- [What to work on]:
Copy out each line below that has the word "brachium" in it.

- [Records shown]:
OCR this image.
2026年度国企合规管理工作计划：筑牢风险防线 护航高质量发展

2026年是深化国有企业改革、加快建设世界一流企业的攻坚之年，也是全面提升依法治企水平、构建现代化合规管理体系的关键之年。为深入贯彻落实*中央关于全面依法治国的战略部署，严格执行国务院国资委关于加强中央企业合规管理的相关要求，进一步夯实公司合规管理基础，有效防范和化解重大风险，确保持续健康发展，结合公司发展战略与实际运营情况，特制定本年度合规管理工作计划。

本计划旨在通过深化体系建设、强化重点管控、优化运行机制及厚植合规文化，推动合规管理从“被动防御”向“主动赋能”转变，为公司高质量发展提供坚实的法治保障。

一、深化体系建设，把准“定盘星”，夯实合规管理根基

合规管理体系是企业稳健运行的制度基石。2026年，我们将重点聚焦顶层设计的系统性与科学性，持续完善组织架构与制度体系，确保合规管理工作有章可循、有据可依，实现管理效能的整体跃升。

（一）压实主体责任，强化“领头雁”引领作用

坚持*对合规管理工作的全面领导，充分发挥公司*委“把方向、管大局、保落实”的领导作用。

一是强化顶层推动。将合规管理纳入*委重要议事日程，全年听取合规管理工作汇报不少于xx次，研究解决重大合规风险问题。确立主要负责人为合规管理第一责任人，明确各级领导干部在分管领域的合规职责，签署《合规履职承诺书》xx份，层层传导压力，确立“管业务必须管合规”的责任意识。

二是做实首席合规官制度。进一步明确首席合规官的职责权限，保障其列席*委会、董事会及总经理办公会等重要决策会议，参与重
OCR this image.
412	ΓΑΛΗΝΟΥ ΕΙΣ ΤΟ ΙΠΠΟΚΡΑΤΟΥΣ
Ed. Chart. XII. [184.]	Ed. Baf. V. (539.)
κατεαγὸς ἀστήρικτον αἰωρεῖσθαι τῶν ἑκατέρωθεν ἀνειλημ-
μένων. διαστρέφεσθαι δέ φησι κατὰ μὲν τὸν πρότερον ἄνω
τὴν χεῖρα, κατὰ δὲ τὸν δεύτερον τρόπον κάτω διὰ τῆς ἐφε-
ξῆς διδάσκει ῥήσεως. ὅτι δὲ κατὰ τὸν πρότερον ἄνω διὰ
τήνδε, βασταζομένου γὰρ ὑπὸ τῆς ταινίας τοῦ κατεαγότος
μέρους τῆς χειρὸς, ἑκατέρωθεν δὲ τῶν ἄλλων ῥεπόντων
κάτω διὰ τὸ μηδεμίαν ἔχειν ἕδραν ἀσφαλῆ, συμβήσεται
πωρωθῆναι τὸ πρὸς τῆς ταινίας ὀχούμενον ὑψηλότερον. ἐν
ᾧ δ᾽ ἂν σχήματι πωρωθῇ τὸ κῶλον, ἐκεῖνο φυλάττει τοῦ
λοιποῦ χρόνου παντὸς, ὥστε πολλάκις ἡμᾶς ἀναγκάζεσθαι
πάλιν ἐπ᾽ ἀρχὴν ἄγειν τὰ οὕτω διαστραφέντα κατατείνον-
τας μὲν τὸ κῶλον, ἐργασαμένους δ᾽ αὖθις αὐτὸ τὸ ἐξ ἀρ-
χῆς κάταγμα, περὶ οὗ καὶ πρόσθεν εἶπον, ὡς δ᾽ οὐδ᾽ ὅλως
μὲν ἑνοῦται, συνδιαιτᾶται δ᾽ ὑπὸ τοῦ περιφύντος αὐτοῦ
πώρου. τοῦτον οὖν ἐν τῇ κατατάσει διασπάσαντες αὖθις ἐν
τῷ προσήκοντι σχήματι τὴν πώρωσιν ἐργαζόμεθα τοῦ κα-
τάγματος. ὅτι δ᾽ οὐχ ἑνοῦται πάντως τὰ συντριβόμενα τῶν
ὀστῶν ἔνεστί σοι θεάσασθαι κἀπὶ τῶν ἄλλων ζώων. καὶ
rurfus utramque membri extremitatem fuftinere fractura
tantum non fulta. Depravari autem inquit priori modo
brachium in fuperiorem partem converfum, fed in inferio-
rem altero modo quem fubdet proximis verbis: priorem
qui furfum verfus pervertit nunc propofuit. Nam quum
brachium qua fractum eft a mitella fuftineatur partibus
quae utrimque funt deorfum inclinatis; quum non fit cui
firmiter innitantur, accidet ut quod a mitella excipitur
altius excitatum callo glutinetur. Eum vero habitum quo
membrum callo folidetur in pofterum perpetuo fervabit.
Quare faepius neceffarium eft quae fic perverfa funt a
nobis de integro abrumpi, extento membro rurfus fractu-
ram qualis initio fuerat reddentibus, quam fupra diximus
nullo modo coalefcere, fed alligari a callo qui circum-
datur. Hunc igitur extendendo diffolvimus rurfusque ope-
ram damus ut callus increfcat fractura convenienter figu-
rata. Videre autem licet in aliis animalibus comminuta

- [Result for this exercise]:
brachium in fuperiorem partem converfum, fed in inferio-
brachium qua fractum eft a mitella fuftineatur partibus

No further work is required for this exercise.